Chart and figure data:
★ ★ ★ ★ ★ ★ ★
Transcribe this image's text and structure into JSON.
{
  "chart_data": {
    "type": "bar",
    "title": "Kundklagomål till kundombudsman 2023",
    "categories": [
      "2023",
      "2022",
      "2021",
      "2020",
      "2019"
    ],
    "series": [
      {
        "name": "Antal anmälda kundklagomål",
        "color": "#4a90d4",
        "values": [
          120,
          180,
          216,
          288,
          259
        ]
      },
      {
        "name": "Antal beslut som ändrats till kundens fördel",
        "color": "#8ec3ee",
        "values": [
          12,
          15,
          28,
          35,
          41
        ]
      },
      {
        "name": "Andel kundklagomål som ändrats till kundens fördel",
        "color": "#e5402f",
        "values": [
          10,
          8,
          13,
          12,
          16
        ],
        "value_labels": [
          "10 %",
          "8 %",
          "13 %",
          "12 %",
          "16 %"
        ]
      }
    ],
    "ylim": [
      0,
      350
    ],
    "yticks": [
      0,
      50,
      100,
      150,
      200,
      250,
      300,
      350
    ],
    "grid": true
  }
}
★ ★ ★ ★ ★ ★ ★
Problem details: Output the records above in their entirety, exactly.

Response to this task:
Transcribe this image's text and structure into JSON.
{
  "chart_data": {
    "type": "bar",
    "title": "Kundklagomål till kundombudsman 2023",
    "categories": [
      "2023",
      "2022",
      "2021",
      "2020",
      "2019"
    ],
    "series": [
      {
        "name": "Antal anmälda kundklagomål",
        "color": "#4a90d4",
        "values": [
          120,
          180,
          216,
          288,
          259
        ]
      },
      {
        "name": "Antal beslut som ändrats till kundens fördel",
        "color": "#8ec3ee",
        "values": [
          12,
          15,
          28,
          35,
          41
        ]
      },
      {
        "name": "Andel kundklagomål som ändrats till kundens fördel",
        "color": "#e5402f",
        "values": [
          10,
          8,
          13,
          12,
          16
        ],
        "value_labels": [
          "10 %",
          "8 %",
          "13 %",
          "12 %",
          "16 %"
        ]
      }
    ],
    "ylim": [
      0,
      350
    ],
    "yticks": [
      0,
      50,
      100,
      150,
      200,
      250,
      300,
      350
    ],
    "grid": true
  }
}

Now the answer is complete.